[STATED PROBLEM]: Pick out each line containing the string "icon" and copy it.

[SUPPLIED DATA]:

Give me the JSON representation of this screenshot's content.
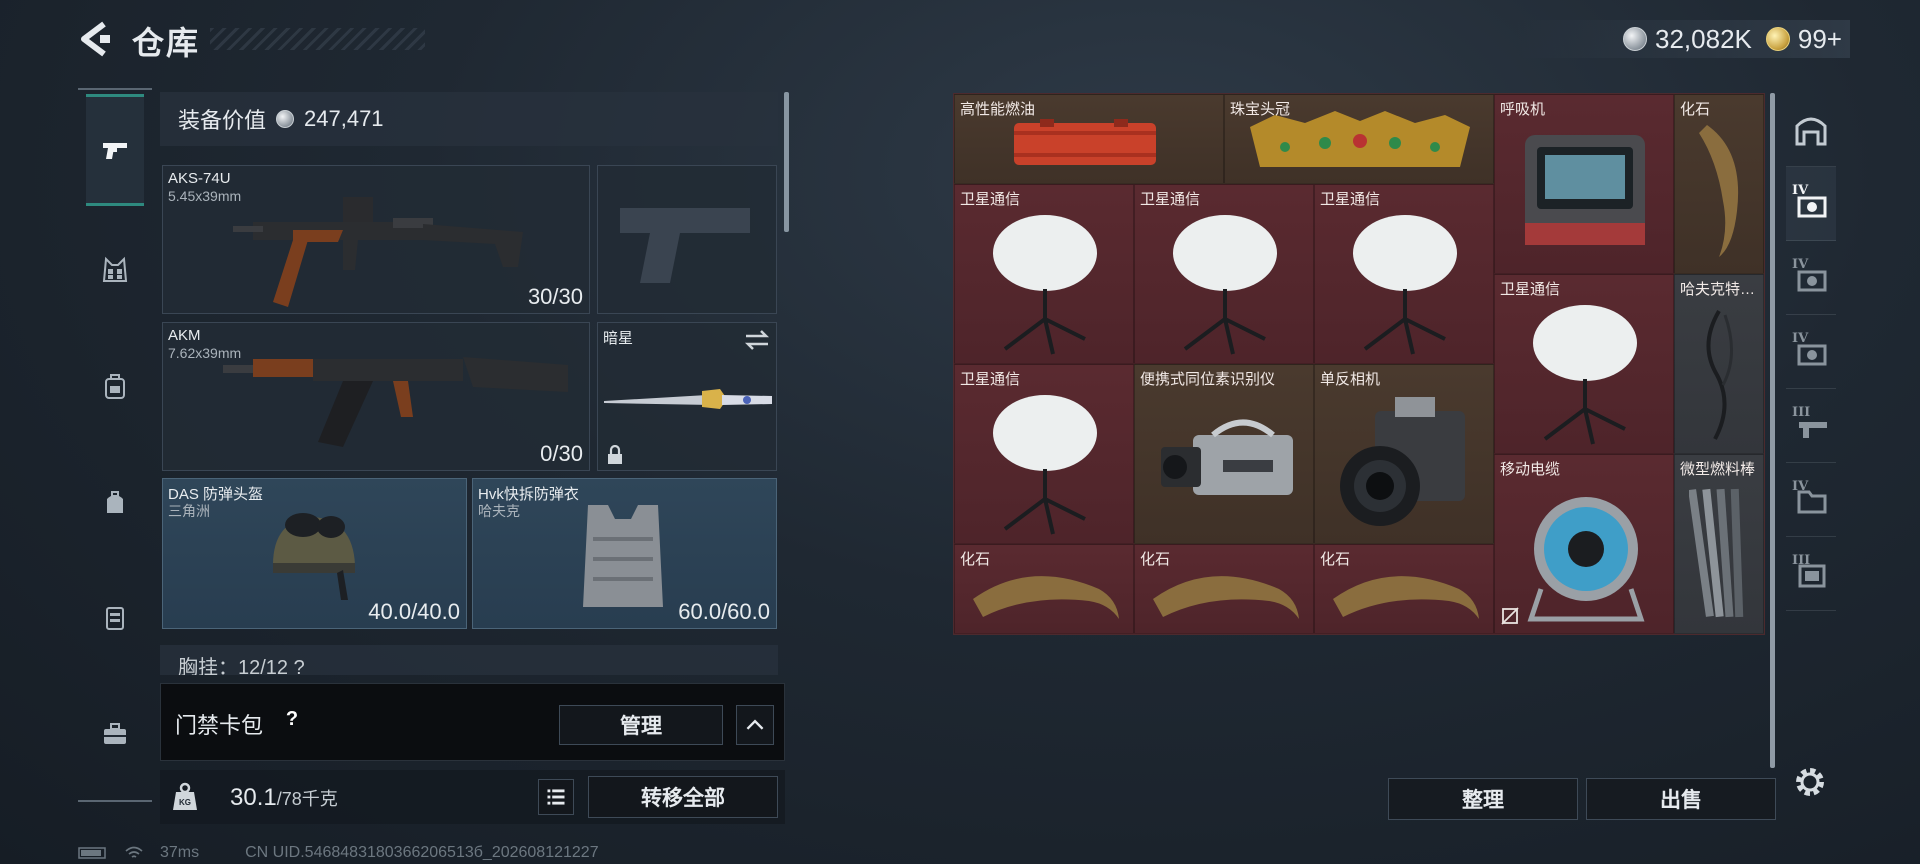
{
  "header": {
    "title": "仓库",
    "currency_silver": "32,082K",
    "currency_gold": "99+"
  },
  "left_nav": {
    "items": [
      "pistol-icon",
      "ammo-vest-icon",
      "backpack-icon",
      "bag-icon",
      "locker-icon",
      "briefcase-icon"
    ]
  },
  "loadout": {
    "equip_value_label": "装备价值",
    "equip_value": "247,471",
    "primary": {
      "name": "AKS-74U",
      "caliber": "5.45x39mm",
      "ammo": "30/30"
    },
    "secondary": {
      "name": "AKM",
      "caliber": "7.62x39mm",
      "ammo": "0/30"
    },
    "melee": {
      "name": "暗星"
    },
    "helmet": {
      "name": "DAS 防弹头盔",
      "faction": "三角洲",
      "durability": "40.0/40.0"
    },
    "armor": {
      "name": "Hvk快拆防弹衣",
      "faction": "哈夫克",
      "durability": "60.0/60.0"
    },
    "chest_rig": "胸挂：12/12 ?"
  },
  "keycard": {
    "label": "门禁卡包",
    "help": "?",
    "manage": "管理"
  },
  "weight": {
    "current": "30.1",
    "max": "/78千克",
    "transfer_all": "转移全部"
  },
  "footer": {
    "ping": "37ms",
    "uid": "CN UID.5468483180366206513б_202608121227"
  },
  "stash": {
    "items": [
      {
        "label": "高性能燃油",
        "art": "fuel"
      },
      {
        "label": "珠宝头冠",
        "art": "crown"
      },
      {
        "label": "呼吸机",
        "art": "ventilator"
      },
      {
        "label": "化石",
        "art": "claw"
      },
      {
        "label": "卫星通信",
        "art": "dish"
      },
      {
        "label": "卫星通信",
        "art": "dish"
      },
      {
        "label": "卫星通信",
        "art": "dish"
      },
      {
        "label": "卫星通信",
        "art": "dish"
      },
      {
        "label": "哈夫克特…",
        "art": "cable"
      },
      {
        "label": "卫星通信",
        "art": "dish"
      },
      {
        "label": "便携式同位素识别仪",
        "art": "isotope"
      },
      {
        "label": "单反相机",
        "art": "camera"
      },
      {
        "label": "移动电缆",
        "art": "reel"
      },
      {
        "label": "微型燃料棒",
        "art": "rods"
      },
      {
        "label": "化石",
        "art": "claw-h"
      },
      {
        "label": "化石",
        "art": "claw-h"
      },
      {
        "label": "化石",
        "art": "claw-h"
      }
    ],
    "sort": "整理",
    "sell": "出售"
  },
  "right_nav": {
    "tiers": [
      "",
      "IV",
      "IV",
      "IV",
      "III",
      "IV",
      "III"
    ]
  }
}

[TASK OUTPUT]:
      "pistol-icon",
      "ammo-vest-icon",
      "backpack-icon",
      "bag-icon",
      "locker-icon",
      "briefcase-icon"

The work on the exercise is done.